BEGIN

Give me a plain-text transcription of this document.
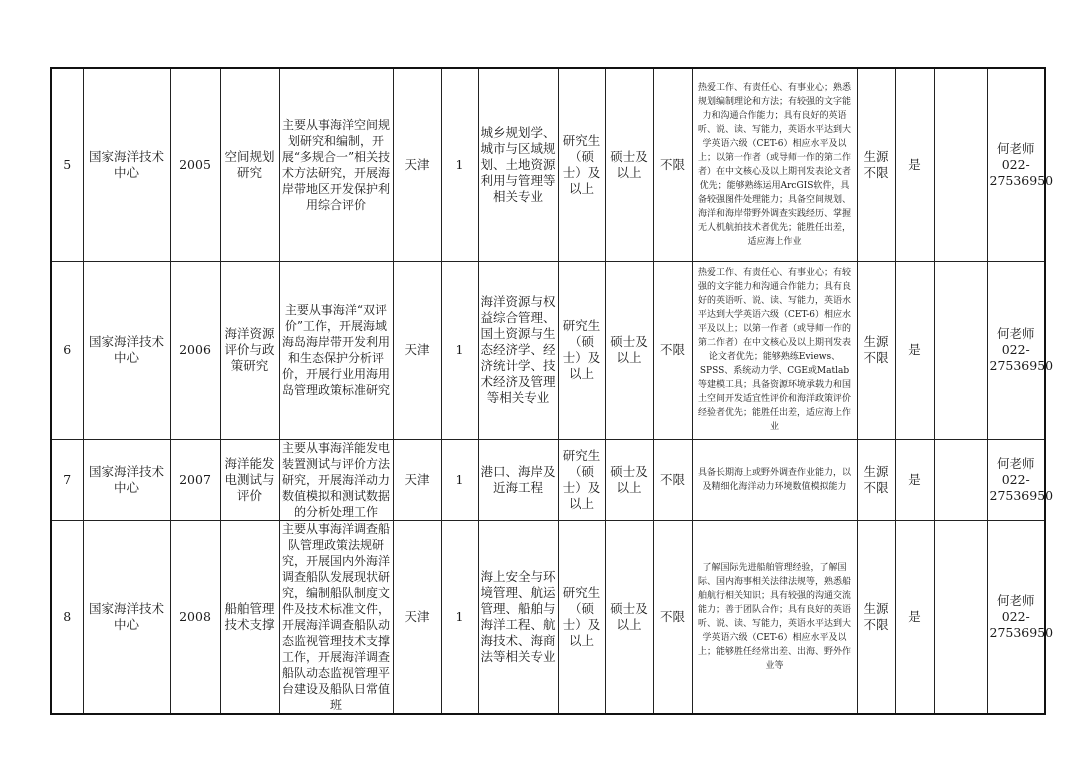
5	国家海洋技术中心	2005	空间规划研究	主要从事海洋空间规划研究和编制，开展“多规合一”相关技术方法研究，开展海岸带地区开发保护利用综合评价	天津	1	城乡规划学、城市与区域规划、土地资源利用与管理等相关专业	研究生（硕士）及以上	硕士及以上	不限	热爱工作、有责任心、有事业心；熟悉规划编制理论和方法；有较强的文字能力和沟通合作能力；具有良好的英语听、说、读、写能力，英语水平达到大学英语六级（CET-6）相应水平及以上；以第一作者（或导师一作的第二作者）在中文核心及以上期刊发表论文者优先；能够熟练运用ArcGIS软件，具备较强图件处理能力；具备空间规划、海洋和海岸带野外调查实践经历、掌握无人机航拍技术者优先；能胜任出差，适应海上作业	生源不限	是		何老师
022-
27536950
6	国家海洋技术中心	2006	海洋资源评价与政策研究	主要从事海洋“双评价”工作，开展海域海岛海岸带开发利用和生态保护分析评价，开展行业用海用岛管理政策标准研究	天津	1	海洋资源与权益综合管理、国土资源与生态经济学、经济统计学、技术经济及管理等相关专业	研究生（硕士）及以上	硕士及以上	不限	热爱工作、有责任心、有事业心；有较强的文字能力和沟通合作能力；具有良好的英语听、说、读、写能力，英语水平达到大学英语六级（CET-6）相应水平及以上；以第一作者（或导师一作的第二作者）在中文核心及以上期刊发表论文者优先；能够熟练Eviews、SPSS、系统动力学、CGE或Matlab等建模工具；具备资源环境承载力和国土空间开发适宜性评价和海洋政策评价经验者优先；能胜任出差，适应海上作业	生源不限	是		何老师
022-
27536950
7	国家海洋技术中心	2007	海洋能发电测试与评价	主要从事海洋能发电装置测试与评价方法研究，开展海洋动力数值模拟和测试数据的分析处理工作	天津	1	港口、海岸及近海工程	研究生（硕士）及以上	硕士及以上	不限	具备长期海上或野外调查作业能力，以及精细化海洋动力环境数值模拟能力	生源不限	是		何老师
022-
27536950
8	国家海洋技术中心	2008	船舶管理技术支撑	主要从事海洋调查船队管理政策法规研究，开展国内外海洋调查船队发展现状研究，编制船队制度文件及技术标准文件，开展海洋调查船队动态监视管理技术支撑工作，开展海洋调查船队动态监视管理平台建设及船队日常值班	天津	1	海上安全与环境管理、航运管理、船舶与海洋工程、航海技术、海商法等相关专业	研究生（硕士）及以上	硕士及以上	不限	了解国际先进船舶管理经验，了解国际、国内海事相关法律法规等，熟悉船舶航行相关知识；具有较强的沟通交流能力；善于团队合作；具有良好的英语听、说、读、写能力，英语水平达到大学英语六级（CET-6）相应水平及以上；能够胜任经常出差、出海、野外作业等	生源不限	是		何老师
022-
27536950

END

▶ [Short exercise]:
Write out the records above once more, word for word, with no pictures.

▶ [Solution]:
Give me a plain-text transcription of this document.
5	国家海洋技术中心	2005	空间规划研究	主要从事海洋空间规划研究和编制，开展“多规合一”相关技术方法研究，开展海岸带地区开发保护利用综合评价	天津	1	城乡规划学、城市与区域规划、土地资源利用与管理等相关专业	研究生（硕士）及以上	硕士及以上	不限	热爱工作、有责任心、有事业心；熟悉规划编制理论和方法；有较强的文字能力和沟通合作能力；具有良好的英语听、说、读、写能力，英语水平达到大学英语六级（CET-6）相应水平及以上；以第一作者（或导师一作的第二作者）在中文核心及以上期刊发表论文者优先；能够熟练运用ArcGIS软件，具备较强图件处理能力；具备空间规划、海洋和海岸带野外调查实践经历、掌握无人机航拍技术者优先；能胜任出差，适应海上作业	生源不限	是		何老师
022-
27536950
6	国家海洋技术中心	2006	海洋资源评价与政策研究	主要从事海洋“双评价”工作，开展海域海岛海岸带开发利用和生态保护分析评价，开展行业用海用岛管理政策标准研究	天津	1	海洋资源与权益综合管理、国土资源与生态经济学、经济统计学、技术经济及管理等相关专业	研究生（硕士）及以上	硕士及以上	不限	热爱工作、有责任心、有事业心；有较强的文字能力和沟通合作能力；具有良好的英语听、说、读、写能力，英语水平达到大学英语六级（CET-6）相应水平及以上；以第一作者（或导师一作的第二作者）在中文核心及以上期刊发表论文者优先；能够熟练Eviews、SPSS、系统动力学、CGE或Matlab等建模工具；具备资源环境承载力和国土空间开发适宜性评价和海洋政策评价经验者优先；能胜任出差，适应海上作业	生源不限	是		何老师
022-
27536950
7	国家海洋技术中心	2007	海洋能发电测试与评价	主要从事海洋能发电装置测试与评价方法研究，开展海洋动力数值模拟和测试数据的分析处理工作	天津	1	港口、海岸及近海工程	研究生（硕士）及以上	硕士及以上	不限	具备长期海上或野外调查作业能力，以及精细化海洋动力环境数值模拟能力	生源不限	是		何老师
022-
27536950
8	国家海洋技术中心	2008	船舶管理技术支撑	主要从事海洋调查船队管理政策法规研究，开展国内外海洋调查船队发展现状研究，编制船队制度文件及技术标准文件，开展海洋调查船队动态监视管理技术支撑工作，开展海洋调查船队动态监视管理平台建设及船队日常值班	天津	1	海上安全与环境管理、航运管理、船舶与海洋工程、航海技术、海商法等相关专业	研究生（硕士）及以上	硕士及以上	不限	了解国际先进船舶管理经验，了解国际、国内海事相关法律法规等，熟悉船舶航行相关知识；具有较强的沟通交流能力；善于团队合作；具有良好的英语听、说、读、写能力，英语水平达到大学英语六级（CET-6）相应水平及以上；能够胜任经常出差、出海、野外作业等	生源不限	是		何老师
022-
27536950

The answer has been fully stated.